#### Directions for this task
Copy everything in the data below exactly except the pictures.
◆ ◆ ◆
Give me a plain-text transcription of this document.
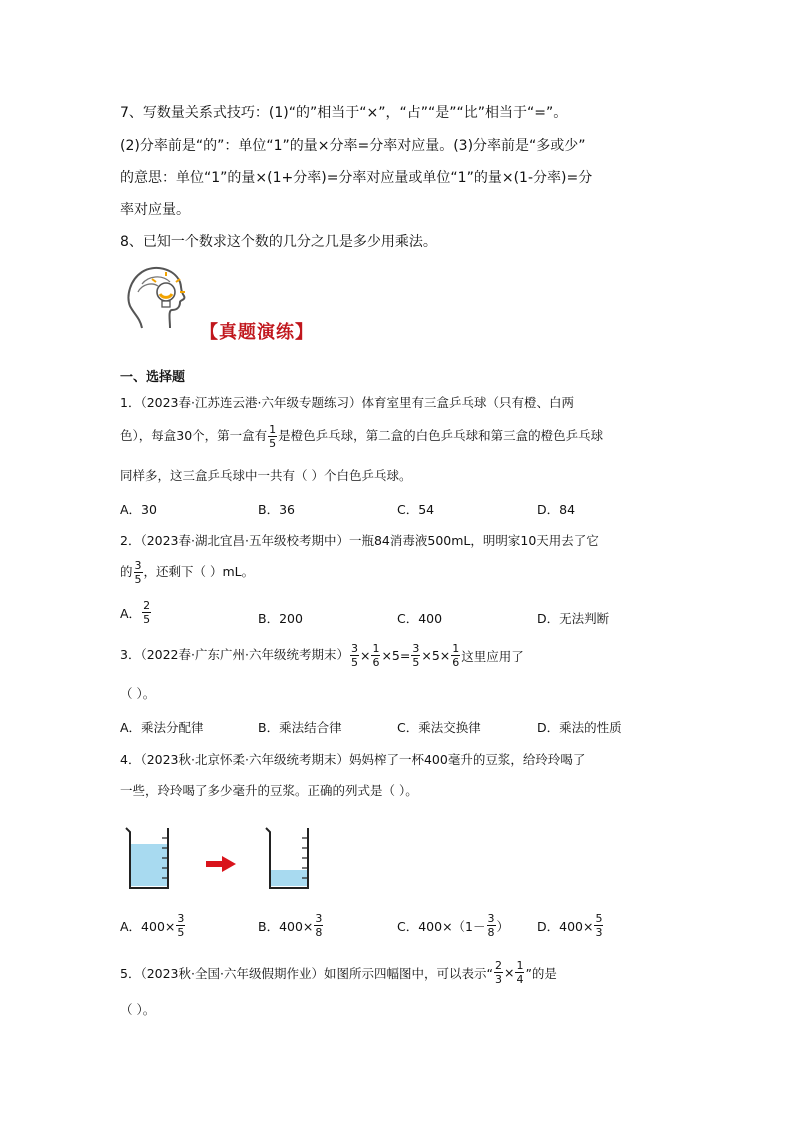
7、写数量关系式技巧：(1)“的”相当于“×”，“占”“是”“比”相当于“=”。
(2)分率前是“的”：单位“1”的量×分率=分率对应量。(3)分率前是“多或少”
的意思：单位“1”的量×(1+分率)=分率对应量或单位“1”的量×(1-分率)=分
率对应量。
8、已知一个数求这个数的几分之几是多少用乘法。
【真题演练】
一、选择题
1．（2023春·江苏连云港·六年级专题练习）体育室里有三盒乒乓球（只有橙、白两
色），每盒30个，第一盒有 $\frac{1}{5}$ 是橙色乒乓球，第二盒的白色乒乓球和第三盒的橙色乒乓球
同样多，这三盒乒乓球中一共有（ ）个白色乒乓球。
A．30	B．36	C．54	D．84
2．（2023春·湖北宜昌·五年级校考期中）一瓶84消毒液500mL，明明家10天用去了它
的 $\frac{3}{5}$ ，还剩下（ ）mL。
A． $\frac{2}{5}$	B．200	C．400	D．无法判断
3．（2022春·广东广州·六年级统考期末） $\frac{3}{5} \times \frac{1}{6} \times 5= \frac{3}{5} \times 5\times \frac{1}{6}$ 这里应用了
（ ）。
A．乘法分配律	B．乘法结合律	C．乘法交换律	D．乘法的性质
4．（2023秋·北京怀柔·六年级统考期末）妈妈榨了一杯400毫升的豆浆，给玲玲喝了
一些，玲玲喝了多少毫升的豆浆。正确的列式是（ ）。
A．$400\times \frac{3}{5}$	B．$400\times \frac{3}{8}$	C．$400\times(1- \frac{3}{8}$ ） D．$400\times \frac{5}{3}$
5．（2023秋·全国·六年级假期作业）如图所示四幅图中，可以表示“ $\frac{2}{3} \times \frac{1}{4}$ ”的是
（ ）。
◆ ◆ ◆
#### Solution for this task
Give me a plain-text transcription of this document.
7、写数量关系式技巧：(1)“的”相当于“×”，“占”“是”“比”相当于“=”。
(2)分率前是“的”：单位“1”的量×分率=分率对应量。(3)分率前是“多或少”
的意思：单位“1”的量×(1+分率)=分率对应量或单位“1”的量×(1-分率)=分
率对应量。
8、已知一个数求这个数的几分之几是多少用乘法。
【真题演练】
一、选择题
1．（2023春·江苏连云港·六年级专题练习）体育室里有三盒乒乓球（只有橙、白两
色），每盒30个，第一盒有 $\frac{1}{5}$ 是橙色乒乓球，第二盒的白色乒乓球和第三盒的橙色乒乓球
同样多，这三盒乒乓球中一共有（ ）个白色乒乓球。
A．30	B．36	C．54	D．84
2．（2023春·湖北宜昌·五年级校考期中）一瓶84消毒液500mL，明明家10天用去了它
的 $\frac{3}{5}$ ，还剩下（ ）mL。
A． $\frac{2}{5}$	B．200	C．400	D．无法判断
3．（2022春·广东广州·六年级统考期末） $\frac{3}{5} \times \frac{1}{6} \times 5= \frac{3}{5} \times 5\times \frac{1}{6}$ 这里应用了
（ ）。
A．乘法分配律	B．乘法结合律	C．乘法交换律	D．乘法的性质
4．（2023秋·北京怀柔·六年级统考期末）妈妈榨了一杯400毫升的豆浆，给玲玲喝了
一些，玲玲喝了多少毫升的豆浆。正确的列式是（ ）。
A．$400\times \frac{3}{5}$	B．$400\times \frac{3}{8}$	C．$400\times(1- \frac{3}{8}$ ） D．$400\times \frac{5}{3}$
5．（2023秋·全国·六年级假期作业）如图所示四幅图中，可以表示“ $\frac{2}{3} \times \frac{1}{4}$ ”的是
（ ）。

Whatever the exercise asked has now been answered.